● **Records from a data source**
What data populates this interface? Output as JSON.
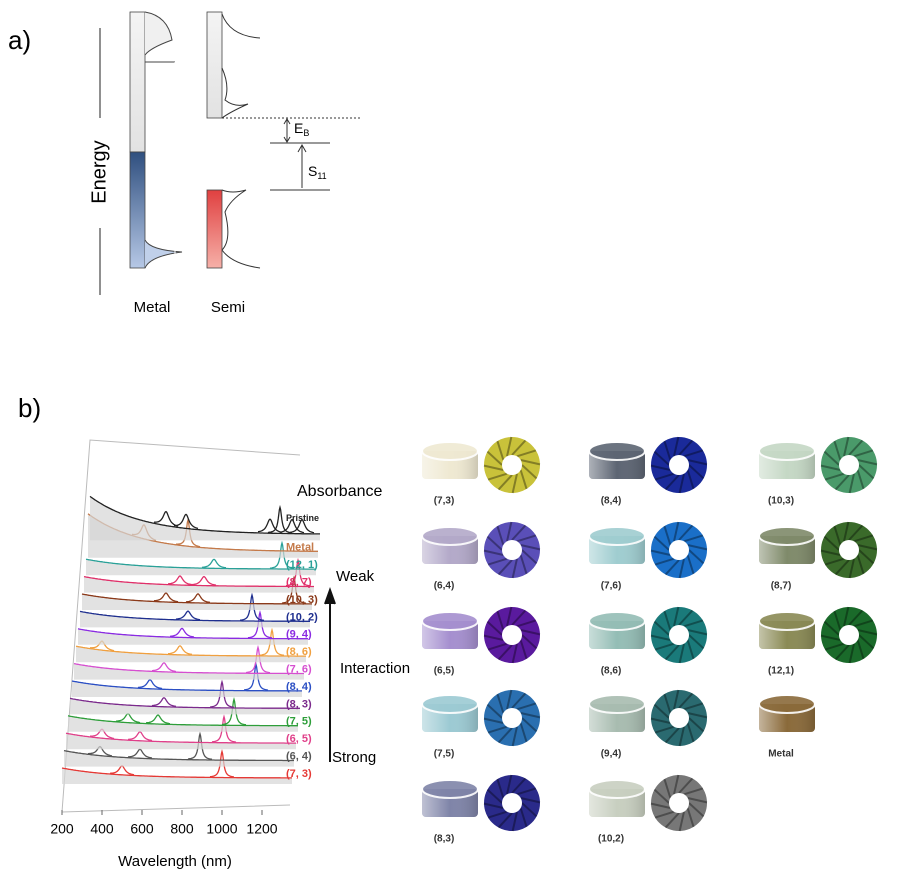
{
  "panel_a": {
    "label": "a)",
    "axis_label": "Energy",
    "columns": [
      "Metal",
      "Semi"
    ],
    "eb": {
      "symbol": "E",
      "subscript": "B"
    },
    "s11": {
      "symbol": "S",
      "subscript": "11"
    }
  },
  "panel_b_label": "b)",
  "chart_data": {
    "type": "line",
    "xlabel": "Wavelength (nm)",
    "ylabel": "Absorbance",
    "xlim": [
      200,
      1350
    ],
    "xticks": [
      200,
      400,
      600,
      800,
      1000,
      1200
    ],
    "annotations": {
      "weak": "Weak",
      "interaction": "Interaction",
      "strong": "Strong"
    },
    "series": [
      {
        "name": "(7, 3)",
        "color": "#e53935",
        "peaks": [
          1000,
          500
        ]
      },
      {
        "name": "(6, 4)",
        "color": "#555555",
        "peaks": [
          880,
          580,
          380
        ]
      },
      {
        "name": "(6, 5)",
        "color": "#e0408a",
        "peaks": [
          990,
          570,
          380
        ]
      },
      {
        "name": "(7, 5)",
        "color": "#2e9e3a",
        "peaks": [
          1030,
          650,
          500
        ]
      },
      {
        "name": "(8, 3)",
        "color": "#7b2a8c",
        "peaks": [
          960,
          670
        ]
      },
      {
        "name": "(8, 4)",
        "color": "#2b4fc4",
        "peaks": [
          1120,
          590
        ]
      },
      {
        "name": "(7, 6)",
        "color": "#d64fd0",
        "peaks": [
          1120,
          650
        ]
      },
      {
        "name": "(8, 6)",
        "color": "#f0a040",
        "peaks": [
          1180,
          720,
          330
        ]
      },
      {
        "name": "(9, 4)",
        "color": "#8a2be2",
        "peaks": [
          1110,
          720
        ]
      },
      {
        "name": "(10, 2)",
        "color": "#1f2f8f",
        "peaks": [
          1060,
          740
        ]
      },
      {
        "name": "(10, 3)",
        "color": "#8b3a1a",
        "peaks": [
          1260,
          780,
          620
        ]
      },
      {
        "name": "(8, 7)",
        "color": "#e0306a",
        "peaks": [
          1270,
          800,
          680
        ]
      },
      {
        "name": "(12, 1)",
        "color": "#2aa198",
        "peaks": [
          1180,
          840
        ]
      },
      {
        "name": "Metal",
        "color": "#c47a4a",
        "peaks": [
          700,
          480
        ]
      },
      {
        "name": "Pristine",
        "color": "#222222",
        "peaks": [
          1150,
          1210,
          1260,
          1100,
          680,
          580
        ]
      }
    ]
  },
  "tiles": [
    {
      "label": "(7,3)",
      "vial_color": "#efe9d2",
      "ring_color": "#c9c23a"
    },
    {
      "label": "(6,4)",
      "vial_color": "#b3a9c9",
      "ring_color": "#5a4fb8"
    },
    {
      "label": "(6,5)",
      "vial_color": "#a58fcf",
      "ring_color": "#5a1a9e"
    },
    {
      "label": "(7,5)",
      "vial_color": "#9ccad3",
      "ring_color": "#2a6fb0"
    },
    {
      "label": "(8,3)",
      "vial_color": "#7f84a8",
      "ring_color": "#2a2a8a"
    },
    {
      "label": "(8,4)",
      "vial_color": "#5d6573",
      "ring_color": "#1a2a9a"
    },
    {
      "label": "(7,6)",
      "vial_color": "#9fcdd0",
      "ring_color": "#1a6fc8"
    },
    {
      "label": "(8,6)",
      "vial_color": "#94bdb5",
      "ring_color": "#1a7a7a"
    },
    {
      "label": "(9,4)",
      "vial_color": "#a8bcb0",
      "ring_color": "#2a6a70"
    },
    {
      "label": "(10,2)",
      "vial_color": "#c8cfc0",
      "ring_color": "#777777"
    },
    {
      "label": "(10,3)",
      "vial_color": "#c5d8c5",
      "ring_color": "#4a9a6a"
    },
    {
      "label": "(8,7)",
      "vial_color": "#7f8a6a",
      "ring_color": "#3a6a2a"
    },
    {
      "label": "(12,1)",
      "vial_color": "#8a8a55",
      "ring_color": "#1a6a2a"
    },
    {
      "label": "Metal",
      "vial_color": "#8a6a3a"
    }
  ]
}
--
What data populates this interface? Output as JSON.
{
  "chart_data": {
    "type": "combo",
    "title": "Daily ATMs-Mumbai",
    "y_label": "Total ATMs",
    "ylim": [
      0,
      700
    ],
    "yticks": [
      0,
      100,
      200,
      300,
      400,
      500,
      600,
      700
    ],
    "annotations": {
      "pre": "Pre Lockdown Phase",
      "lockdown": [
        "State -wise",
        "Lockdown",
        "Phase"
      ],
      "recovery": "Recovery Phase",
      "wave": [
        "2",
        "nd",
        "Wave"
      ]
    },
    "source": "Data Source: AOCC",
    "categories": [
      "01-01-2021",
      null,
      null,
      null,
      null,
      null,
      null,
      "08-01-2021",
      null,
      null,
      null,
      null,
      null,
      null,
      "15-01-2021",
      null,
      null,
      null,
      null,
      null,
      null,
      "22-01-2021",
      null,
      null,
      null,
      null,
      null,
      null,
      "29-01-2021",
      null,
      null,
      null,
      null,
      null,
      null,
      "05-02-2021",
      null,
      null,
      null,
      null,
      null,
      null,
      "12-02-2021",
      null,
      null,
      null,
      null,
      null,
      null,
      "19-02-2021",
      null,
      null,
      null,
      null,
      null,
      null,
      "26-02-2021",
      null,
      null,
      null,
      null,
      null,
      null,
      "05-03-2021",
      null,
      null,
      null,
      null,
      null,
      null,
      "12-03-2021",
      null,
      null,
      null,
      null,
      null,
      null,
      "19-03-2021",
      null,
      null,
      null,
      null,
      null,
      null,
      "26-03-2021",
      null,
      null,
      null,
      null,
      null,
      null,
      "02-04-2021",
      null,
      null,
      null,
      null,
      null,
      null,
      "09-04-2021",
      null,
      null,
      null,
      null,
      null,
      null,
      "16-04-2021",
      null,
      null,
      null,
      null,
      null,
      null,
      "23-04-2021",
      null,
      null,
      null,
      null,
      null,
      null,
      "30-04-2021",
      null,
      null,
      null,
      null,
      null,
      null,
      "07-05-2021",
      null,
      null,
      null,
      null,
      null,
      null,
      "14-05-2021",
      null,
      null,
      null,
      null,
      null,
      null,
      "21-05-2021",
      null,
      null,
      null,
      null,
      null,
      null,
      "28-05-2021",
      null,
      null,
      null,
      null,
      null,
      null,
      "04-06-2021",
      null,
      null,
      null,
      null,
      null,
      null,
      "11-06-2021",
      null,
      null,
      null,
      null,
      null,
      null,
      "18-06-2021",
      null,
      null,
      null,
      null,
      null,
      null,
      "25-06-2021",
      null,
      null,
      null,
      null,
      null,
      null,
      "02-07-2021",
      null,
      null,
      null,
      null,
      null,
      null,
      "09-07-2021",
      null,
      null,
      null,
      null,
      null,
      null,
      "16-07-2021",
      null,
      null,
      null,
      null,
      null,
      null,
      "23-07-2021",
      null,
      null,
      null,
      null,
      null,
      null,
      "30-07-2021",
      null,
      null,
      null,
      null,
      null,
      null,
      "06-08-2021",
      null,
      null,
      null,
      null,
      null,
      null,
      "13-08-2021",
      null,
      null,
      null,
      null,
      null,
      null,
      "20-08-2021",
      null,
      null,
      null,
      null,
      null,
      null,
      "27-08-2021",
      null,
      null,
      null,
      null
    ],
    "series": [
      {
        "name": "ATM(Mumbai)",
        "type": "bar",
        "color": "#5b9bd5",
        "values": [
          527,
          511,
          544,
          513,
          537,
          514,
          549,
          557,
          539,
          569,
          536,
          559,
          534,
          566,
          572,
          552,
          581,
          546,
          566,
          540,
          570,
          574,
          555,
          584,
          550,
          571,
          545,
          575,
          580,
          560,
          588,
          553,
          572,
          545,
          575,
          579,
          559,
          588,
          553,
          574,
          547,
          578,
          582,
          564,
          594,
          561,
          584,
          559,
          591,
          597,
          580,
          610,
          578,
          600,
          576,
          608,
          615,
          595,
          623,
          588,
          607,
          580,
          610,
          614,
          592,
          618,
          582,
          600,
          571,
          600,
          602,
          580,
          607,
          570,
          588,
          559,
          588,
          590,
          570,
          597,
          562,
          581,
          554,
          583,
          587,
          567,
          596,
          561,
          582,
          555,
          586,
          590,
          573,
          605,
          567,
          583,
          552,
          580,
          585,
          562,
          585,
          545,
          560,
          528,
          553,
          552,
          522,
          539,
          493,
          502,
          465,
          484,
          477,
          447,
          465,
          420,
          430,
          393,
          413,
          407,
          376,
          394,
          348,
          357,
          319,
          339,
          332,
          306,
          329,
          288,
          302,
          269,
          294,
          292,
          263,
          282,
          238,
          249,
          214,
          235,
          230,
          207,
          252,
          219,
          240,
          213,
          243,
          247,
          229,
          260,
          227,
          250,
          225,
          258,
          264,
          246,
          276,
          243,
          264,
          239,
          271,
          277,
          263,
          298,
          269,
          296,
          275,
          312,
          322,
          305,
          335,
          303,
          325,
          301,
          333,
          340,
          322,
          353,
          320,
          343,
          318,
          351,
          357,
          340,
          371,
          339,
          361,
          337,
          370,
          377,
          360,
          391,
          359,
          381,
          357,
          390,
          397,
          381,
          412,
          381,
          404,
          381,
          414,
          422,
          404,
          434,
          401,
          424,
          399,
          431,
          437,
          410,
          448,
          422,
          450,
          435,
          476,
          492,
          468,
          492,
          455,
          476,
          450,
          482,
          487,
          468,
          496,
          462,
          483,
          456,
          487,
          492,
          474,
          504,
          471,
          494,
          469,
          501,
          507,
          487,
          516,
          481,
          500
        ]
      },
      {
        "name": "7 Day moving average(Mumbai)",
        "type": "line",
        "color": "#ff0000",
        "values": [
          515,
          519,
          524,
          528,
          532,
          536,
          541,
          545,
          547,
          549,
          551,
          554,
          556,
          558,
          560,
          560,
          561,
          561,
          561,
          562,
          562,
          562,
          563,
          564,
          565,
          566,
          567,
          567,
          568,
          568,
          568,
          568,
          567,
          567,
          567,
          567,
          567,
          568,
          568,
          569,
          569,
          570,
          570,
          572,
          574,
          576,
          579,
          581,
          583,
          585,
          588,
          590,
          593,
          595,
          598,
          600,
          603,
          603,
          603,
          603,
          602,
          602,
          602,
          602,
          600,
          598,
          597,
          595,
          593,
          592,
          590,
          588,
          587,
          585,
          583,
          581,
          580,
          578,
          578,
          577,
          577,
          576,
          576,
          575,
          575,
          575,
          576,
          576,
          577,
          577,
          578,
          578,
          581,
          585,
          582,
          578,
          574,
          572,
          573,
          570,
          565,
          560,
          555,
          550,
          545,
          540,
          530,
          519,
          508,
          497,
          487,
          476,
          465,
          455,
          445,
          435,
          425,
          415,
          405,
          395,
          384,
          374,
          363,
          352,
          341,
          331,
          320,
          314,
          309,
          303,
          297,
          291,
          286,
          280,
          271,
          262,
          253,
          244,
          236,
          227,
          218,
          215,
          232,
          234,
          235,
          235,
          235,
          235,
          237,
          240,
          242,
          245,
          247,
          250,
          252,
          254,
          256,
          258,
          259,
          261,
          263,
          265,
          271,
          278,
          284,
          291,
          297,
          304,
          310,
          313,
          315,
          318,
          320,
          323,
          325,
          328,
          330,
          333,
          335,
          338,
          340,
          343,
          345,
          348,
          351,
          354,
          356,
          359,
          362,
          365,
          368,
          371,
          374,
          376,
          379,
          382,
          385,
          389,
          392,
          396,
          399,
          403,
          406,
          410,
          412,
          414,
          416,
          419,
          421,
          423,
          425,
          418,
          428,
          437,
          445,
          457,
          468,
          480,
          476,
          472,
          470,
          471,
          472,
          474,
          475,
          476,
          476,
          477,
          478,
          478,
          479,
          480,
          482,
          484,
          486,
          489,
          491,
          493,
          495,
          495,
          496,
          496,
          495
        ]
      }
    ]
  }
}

● **The request**
Lines of the material that contain the word "Phase" are to be gathered.

● **Reply**
      "pre": "Pre Lockdown Phase",
        "Phase"
      "recovery": "Recovery Phase",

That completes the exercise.